§ Material for this exercise:
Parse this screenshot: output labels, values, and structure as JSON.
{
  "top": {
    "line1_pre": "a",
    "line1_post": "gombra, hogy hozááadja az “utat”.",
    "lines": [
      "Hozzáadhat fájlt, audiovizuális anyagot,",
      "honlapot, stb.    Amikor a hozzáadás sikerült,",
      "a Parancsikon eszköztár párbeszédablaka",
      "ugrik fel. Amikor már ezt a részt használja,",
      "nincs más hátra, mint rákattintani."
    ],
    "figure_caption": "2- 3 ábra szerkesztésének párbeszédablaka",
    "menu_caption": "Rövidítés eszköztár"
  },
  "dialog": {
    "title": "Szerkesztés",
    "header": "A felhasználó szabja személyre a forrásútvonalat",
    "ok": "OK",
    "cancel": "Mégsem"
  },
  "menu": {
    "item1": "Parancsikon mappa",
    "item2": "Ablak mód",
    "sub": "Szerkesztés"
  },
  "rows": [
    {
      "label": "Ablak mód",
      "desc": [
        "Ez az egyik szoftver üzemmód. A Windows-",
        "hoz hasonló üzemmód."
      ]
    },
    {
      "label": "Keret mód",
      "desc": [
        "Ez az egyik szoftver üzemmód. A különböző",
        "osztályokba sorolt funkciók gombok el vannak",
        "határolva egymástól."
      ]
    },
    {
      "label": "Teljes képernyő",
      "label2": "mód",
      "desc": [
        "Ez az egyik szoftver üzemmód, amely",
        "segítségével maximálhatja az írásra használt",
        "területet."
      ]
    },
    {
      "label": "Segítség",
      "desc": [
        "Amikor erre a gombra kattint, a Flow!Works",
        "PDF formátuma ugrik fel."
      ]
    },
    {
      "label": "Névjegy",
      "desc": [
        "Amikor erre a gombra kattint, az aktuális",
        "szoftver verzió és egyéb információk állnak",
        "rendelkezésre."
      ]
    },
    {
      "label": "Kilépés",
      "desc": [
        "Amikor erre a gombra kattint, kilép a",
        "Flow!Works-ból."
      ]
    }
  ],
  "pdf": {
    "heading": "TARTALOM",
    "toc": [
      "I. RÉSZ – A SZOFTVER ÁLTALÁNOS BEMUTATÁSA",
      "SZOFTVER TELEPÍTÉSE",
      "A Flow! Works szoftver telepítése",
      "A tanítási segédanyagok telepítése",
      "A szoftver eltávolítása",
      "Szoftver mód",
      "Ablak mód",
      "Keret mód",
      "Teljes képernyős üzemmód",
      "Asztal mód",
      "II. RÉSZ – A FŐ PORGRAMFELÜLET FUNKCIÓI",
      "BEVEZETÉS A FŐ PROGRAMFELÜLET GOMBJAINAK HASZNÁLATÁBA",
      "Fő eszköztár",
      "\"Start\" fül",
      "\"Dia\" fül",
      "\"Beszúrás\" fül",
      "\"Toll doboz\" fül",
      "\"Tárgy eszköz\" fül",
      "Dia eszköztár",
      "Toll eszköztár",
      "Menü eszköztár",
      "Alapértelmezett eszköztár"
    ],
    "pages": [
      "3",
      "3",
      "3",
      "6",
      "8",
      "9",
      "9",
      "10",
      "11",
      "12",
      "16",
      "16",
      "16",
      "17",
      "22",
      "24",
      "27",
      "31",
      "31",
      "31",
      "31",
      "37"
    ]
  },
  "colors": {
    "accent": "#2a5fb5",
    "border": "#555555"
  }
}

§ Set task:
Scan the data above and copy every line with "Works" in it.

§ Response to this task:
        "Amikor erre a gombra kattint, a Flow!Works",
        "Flow!Works-ból."
      "A Flow! Works szoftver telepítése",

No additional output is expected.